Data items
start
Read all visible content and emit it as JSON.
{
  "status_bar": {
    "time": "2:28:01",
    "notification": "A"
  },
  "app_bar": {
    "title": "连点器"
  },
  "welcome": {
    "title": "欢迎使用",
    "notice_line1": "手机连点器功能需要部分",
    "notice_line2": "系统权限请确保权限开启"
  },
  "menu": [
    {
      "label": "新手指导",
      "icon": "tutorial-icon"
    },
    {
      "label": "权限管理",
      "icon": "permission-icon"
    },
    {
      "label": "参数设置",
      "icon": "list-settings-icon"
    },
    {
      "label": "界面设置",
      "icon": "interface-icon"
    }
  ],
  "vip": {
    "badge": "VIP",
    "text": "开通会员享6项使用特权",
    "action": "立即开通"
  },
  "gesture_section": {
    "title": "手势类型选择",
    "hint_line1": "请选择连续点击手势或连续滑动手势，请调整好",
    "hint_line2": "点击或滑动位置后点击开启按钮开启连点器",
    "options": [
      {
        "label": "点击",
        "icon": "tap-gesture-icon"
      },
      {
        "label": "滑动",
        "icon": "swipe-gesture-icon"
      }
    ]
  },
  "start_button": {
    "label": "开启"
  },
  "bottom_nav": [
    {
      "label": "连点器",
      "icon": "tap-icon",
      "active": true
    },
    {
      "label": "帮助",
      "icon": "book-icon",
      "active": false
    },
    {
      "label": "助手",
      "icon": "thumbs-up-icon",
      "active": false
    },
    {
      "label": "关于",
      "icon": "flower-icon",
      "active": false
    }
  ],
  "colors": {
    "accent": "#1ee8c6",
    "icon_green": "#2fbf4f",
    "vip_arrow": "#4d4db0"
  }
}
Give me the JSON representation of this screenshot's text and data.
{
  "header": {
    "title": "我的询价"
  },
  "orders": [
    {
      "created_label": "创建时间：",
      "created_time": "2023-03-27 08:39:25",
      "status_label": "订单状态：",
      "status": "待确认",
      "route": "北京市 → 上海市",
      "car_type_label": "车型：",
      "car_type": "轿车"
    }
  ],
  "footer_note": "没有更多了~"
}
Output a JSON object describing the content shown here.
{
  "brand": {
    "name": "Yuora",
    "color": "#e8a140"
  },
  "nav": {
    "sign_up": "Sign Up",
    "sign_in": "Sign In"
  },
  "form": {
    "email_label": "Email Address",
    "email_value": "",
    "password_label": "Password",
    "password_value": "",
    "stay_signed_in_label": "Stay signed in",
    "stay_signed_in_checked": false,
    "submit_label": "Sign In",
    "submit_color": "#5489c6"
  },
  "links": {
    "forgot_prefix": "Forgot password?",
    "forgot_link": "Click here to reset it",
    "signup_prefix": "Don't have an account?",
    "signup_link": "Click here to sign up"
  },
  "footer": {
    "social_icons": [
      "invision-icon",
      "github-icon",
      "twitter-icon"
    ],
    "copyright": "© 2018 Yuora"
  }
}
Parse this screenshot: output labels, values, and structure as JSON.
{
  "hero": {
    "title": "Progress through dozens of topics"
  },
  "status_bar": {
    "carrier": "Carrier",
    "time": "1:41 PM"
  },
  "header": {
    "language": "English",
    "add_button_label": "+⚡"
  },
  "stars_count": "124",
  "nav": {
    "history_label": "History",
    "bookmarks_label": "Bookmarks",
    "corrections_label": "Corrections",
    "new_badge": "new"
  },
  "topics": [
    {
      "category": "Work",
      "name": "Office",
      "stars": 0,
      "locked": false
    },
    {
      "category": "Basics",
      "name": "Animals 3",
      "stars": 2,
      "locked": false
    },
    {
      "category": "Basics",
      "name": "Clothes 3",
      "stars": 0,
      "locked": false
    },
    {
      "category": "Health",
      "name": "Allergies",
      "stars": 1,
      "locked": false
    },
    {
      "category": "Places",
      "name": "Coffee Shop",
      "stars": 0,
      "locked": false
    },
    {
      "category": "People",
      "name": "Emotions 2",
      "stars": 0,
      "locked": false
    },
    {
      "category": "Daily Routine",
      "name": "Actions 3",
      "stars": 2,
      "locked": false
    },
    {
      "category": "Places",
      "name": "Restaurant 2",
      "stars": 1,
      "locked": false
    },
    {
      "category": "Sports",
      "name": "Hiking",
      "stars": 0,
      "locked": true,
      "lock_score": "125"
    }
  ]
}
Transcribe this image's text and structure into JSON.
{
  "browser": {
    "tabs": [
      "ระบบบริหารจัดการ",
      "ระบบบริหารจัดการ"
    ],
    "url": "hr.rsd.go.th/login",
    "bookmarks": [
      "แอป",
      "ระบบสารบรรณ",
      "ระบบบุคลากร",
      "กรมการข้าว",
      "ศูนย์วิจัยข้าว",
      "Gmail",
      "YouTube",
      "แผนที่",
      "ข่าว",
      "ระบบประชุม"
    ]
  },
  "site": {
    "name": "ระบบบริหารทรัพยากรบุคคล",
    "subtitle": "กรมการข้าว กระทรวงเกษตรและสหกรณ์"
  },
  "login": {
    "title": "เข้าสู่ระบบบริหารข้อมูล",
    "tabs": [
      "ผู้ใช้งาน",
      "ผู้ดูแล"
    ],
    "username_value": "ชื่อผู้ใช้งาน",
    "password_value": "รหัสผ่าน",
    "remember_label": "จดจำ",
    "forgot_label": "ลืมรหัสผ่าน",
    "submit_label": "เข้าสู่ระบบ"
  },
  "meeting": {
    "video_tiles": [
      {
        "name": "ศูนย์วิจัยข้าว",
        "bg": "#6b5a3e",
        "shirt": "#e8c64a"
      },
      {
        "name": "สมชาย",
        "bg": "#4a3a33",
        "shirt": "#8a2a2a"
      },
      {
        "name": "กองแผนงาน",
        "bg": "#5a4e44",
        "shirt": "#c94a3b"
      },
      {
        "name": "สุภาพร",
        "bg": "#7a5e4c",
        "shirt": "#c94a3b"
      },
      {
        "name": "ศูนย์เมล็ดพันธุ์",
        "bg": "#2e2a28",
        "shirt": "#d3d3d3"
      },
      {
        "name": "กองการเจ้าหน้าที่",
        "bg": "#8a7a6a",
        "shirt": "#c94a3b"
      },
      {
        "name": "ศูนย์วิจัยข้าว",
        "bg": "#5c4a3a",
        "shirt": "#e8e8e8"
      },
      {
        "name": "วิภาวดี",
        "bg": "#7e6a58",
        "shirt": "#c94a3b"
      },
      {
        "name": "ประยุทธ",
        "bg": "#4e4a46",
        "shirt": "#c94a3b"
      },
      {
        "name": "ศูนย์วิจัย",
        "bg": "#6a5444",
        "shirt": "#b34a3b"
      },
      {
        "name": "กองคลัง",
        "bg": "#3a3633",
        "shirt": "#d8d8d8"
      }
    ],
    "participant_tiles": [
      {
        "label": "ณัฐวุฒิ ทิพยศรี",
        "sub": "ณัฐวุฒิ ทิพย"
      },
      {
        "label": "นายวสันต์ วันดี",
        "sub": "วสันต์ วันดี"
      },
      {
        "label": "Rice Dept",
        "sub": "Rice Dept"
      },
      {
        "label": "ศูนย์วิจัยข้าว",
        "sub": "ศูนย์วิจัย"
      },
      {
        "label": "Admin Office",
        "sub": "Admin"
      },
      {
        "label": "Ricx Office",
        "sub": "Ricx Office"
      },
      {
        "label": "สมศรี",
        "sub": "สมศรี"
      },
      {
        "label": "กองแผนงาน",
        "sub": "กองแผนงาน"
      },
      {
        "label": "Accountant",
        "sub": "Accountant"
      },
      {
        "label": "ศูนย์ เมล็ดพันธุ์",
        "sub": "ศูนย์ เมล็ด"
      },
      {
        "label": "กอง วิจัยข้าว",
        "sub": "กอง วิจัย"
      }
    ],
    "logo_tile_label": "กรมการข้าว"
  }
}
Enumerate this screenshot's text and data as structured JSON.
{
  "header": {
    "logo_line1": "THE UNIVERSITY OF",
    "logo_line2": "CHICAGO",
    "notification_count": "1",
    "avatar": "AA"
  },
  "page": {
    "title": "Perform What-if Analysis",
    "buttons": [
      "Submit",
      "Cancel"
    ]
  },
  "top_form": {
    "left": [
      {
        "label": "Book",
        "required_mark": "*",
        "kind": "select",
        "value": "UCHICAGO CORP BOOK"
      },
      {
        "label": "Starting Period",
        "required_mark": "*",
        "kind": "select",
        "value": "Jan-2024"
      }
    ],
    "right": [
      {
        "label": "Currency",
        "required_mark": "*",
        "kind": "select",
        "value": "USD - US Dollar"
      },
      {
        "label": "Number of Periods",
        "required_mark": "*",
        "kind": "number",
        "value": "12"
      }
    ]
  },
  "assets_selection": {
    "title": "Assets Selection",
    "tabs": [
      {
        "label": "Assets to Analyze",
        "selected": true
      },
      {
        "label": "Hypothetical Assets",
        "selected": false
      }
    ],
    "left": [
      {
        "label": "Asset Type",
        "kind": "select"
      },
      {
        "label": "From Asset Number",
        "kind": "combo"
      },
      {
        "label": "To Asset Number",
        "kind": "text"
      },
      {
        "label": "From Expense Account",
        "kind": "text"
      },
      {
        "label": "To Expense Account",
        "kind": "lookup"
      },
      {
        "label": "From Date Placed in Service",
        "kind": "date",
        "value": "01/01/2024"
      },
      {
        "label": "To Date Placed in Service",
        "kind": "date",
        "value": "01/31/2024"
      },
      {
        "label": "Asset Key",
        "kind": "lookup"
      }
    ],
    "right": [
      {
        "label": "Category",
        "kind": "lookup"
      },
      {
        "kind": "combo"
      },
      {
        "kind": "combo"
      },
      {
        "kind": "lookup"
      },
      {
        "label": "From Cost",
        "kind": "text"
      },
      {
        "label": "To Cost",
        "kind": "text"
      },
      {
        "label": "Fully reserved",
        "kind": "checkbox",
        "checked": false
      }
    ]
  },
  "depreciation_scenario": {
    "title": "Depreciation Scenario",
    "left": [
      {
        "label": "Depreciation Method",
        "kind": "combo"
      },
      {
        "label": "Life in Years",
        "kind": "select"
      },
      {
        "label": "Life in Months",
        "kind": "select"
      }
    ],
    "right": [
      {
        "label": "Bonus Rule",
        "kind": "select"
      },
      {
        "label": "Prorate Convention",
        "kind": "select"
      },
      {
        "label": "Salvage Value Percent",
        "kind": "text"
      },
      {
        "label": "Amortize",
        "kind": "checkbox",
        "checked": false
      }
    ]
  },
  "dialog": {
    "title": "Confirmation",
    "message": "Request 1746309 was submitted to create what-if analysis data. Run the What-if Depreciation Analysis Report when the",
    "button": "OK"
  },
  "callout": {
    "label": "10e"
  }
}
end
*WHAT IS NEEDED*
Tally how many lines of the material contain the word "Placed". The answer must be the number and nothing else.

*RESPONSE*
2